▸ Goal of the exercise: Copy out each line featuring the string "shown" from the entries beneath.

[Stored items from a collection]

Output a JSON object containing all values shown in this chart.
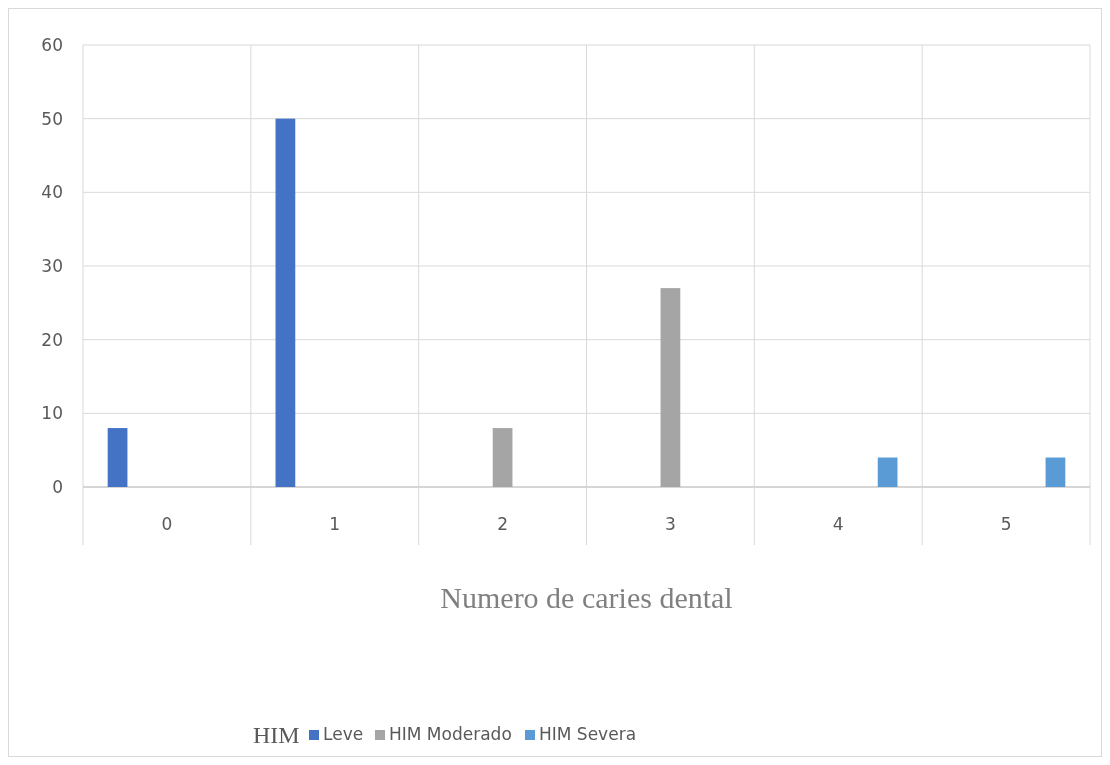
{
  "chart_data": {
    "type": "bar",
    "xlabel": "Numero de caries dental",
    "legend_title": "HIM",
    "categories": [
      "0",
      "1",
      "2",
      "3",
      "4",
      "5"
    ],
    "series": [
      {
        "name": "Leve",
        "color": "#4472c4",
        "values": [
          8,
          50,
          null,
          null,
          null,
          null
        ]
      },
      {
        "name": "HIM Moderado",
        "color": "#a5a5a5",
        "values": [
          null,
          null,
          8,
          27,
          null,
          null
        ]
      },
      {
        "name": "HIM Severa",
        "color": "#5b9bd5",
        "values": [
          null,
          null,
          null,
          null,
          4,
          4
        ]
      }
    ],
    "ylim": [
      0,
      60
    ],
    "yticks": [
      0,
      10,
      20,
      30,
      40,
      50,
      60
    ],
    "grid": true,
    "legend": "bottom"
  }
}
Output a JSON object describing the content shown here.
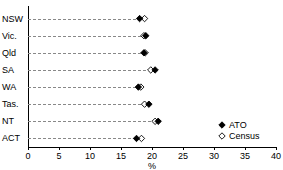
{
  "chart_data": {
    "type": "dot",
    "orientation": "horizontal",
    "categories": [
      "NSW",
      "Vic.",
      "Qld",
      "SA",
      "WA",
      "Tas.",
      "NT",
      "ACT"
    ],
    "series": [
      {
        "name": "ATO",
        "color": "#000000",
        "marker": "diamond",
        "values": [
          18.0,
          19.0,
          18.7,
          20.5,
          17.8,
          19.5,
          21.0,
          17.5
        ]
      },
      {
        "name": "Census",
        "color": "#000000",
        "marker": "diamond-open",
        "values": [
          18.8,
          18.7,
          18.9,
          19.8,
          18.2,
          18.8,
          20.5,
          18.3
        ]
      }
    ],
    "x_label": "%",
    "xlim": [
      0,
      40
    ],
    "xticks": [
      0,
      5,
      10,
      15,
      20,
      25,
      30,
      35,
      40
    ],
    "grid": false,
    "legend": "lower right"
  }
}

▸ Solution for this exercise:
Output a JSON object containing all values shown in this chart.
Output a JSON object describing the content shown here.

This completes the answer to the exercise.